─── EXCERPTED DATA

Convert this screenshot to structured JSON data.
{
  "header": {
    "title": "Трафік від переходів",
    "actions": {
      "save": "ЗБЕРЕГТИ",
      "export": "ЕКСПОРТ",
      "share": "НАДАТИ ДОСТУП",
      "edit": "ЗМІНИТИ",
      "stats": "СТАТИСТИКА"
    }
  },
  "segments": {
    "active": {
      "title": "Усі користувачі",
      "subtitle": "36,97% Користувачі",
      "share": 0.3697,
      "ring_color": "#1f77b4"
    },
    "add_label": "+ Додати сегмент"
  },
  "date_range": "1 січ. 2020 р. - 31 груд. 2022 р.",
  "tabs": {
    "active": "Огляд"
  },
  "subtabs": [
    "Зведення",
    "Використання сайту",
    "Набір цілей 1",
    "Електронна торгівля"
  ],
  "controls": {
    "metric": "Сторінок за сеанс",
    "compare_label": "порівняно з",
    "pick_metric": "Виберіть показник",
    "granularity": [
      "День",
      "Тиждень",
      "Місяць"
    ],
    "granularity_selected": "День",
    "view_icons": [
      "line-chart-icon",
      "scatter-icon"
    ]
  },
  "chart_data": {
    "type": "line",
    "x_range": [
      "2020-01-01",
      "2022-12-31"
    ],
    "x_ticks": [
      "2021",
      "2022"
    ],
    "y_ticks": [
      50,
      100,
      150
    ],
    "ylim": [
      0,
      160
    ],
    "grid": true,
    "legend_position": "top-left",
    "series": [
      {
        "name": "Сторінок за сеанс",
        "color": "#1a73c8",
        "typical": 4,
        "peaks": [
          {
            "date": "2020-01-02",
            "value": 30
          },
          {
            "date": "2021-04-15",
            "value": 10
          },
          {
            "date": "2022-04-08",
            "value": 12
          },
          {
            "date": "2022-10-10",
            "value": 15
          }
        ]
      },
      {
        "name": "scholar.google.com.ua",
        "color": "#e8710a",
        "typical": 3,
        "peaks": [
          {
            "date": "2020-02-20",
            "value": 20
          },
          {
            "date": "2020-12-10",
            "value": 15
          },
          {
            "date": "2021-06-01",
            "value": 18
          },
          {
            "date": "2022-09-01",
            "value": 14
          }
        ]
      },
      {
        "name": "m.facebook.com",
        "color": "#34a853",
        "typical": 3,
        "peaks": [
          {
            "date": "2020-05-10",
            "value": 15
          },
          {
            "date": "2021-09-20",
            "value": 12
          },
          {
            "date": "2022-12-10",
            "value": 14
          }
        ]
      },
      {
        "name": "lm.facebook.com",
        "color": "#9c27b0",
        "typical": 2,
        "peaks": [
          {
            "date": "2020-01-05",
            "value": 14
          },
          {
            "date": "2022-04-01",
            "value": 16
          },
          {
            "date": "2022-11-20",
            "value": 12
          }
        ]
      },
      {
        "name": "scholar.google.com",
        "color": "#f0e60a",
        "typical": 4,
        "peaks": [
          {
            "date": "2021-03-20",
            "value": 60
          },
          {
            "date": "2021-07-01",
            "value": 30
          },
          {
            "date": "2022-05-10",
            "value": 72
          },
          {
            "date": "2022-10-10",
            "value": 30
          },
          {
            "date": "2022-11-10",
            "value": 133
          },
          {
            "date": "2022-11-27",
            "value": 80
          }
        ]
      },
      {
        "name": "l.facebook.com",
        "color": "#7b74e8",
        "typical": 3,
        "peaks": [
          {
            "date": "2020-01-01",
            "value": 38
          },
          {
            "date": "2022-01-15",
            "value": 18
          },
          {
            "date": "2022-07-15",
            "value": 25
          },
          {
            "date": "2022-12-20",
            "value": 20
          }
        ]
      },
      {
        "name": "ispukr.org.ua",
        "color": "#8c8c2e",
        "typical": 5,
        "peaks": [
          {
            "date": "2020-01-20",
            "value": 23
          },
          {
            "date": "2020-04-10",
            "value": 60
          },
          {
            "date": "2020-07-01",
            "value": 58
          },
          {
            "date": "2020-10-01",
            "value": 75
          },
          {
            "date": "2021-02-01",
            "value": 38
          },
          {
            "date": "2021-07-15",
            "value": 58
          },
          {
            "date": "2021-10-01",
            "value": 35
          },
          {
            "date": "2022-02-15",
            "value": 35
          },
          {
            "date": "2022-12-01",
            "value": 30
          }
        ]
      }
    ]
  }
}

──────
─── EXCERPTED DATA

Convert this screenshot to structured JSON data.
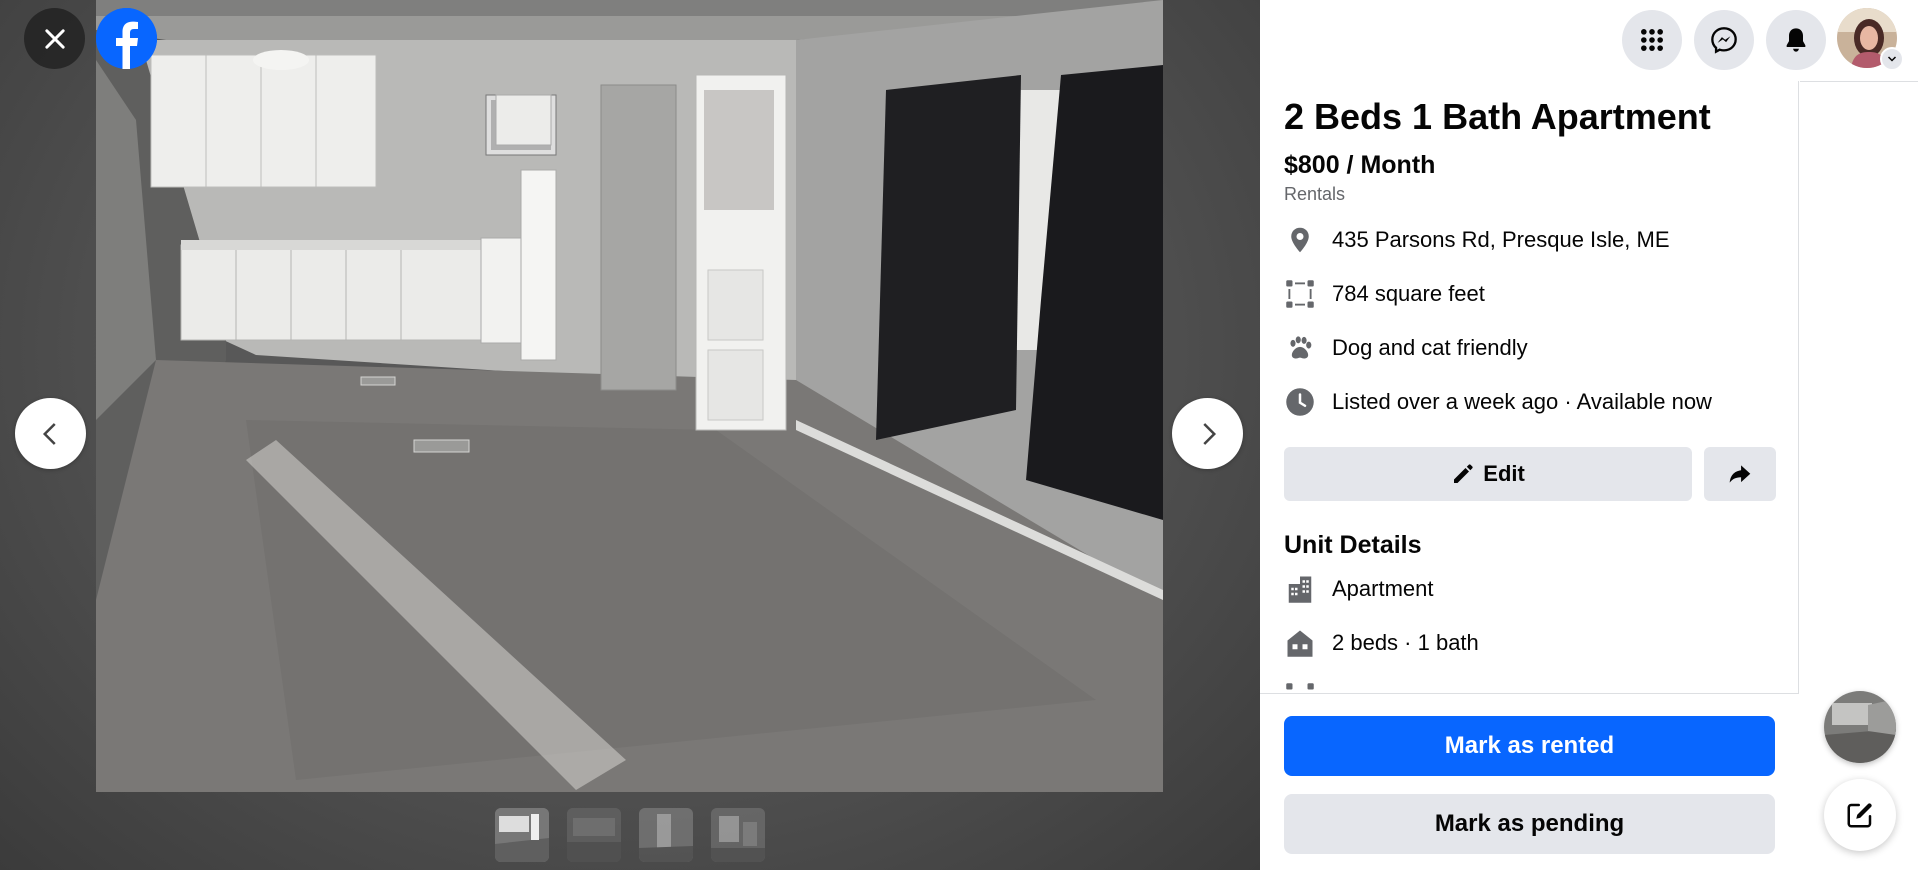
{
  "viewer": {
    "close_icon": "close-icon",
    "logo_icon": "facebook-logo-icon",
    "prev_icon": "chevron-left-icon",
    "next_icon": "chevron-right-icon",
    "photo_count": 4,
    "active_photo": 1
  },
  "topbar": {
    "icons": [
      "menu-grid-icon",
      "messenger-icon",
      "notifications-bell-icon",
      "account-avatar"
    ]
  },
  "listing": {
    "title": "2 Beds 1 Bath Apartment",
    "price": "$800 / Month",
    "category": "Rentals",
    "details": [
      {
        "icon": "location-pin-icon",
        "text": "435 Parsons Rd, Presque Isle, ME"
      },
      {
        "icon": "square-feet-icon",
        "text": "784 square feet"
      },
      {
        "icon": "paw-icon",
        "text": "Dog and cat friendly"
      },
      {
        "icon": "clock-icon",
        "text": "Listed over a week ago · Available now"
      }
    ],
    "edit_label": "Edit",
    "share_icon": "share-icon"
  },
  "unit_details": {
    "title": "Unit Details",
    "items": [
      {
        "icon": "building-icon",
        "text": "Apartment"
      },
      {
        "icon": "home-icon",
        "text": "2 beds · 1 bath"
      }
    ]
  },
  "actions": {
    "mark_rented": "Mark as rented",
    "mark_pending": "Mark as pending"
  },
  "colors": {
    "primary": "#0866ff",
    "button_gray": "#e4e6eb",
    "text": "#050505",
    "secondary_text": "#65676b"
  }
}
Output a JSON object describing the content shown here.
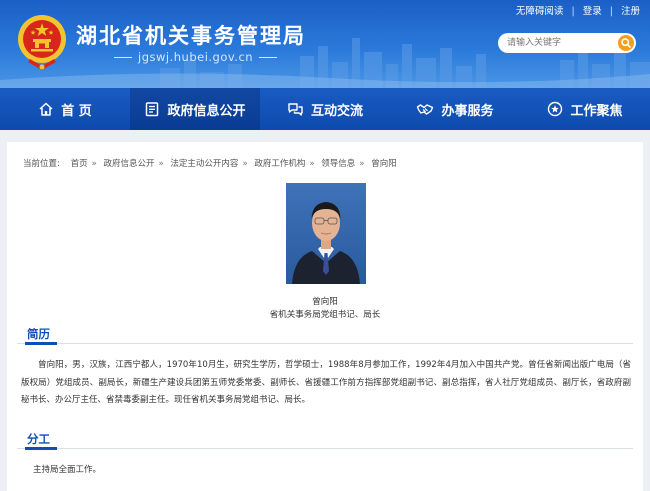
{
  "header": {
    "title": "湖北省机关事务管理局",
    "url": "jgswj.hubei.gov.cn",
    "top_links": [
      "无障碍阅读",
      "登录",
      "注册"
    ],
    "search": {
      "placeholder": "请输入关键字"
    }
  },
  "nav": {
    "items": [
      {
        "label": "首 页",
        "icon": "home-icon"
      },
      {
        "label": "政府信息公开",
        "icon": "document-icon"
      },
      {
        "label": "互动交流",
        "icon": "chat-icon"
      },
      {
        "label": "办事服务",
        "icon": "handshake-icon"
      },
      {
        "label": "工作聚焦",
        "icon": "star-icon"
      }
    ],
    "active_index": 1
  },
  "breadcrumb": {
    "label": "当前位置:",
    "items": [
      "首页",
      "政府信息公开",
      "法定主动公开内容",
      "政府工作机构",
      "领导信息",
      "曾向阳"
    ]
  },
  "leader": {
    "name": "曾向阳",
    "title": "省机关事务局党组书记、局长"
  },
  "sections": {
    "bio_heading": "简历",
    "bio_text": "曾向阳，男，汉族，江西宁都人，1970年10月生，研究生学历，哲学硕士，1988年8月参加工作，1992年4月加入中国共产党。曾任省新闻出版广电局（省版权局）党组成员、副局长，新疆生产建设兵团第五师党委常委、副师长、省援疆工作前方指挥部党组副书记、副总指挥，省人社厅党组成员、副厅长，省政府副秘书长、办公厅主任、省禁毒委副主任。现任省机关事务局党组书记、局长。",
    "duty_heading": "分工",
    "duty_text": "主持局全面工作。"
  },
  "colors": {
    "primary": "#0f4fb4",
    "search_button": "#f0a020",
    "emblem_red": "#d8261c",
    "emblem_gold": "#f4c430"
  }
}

──────

Working from the listing above, pick out every line that has "left" and copy it.

## CORRECT RESPONSE
    "legend_position": "top-left",
    "prev_icon": "chevron-left-icon",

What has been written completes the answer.